● **Aim of the task**: Give the number of lines in this listing that contain "title", with no other words.

══ Exercise input

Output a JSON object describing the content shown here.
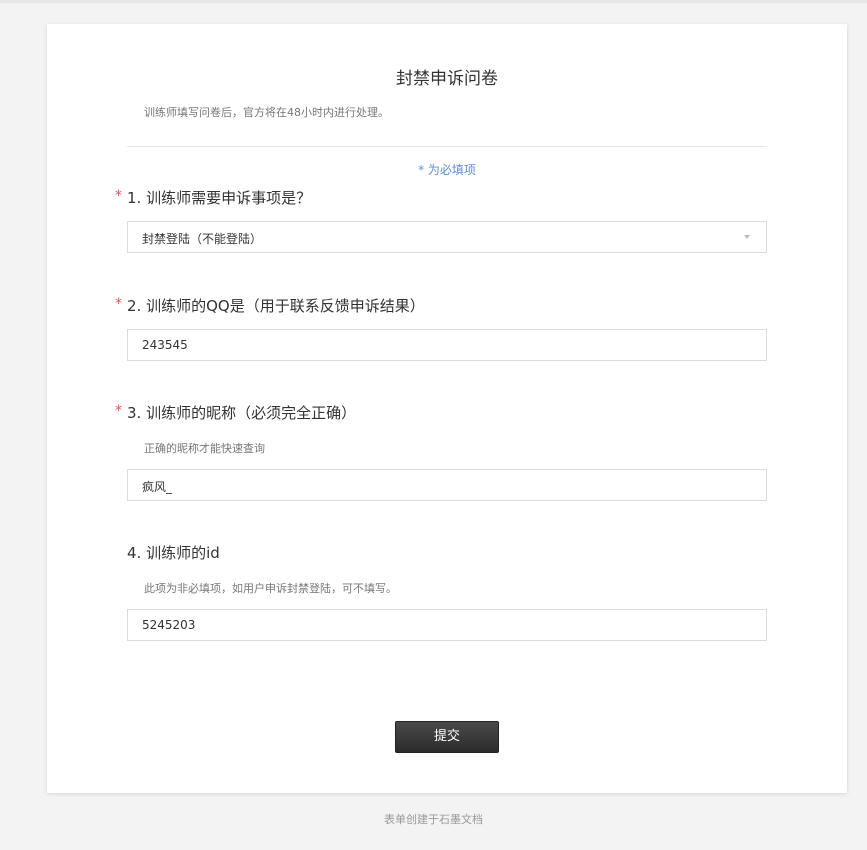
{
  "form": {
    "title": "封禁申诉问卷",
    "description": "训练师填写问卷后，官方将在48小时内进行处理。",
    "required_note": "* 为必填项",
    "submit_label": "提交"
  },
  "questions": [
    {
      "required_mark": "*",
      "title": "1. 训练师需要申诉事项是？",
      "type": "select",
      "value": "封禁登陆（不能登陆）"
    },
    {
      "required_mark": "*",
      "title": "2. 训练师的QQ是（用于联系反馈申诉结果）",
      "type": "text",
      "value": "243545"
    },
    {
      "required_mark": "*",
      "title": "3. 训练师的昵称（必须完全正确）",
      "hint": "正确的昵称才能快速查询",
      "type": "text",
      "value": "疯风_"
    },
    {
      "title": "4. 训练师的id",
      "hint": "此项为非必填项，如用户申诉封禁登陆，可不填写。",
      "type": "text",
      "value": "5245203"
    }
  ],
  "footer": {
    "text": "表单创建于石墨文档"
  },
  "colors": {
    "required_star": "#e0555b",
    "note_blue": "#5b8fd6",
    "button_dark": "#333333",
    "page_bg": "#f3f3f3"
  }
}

════

● **Expected output**: 5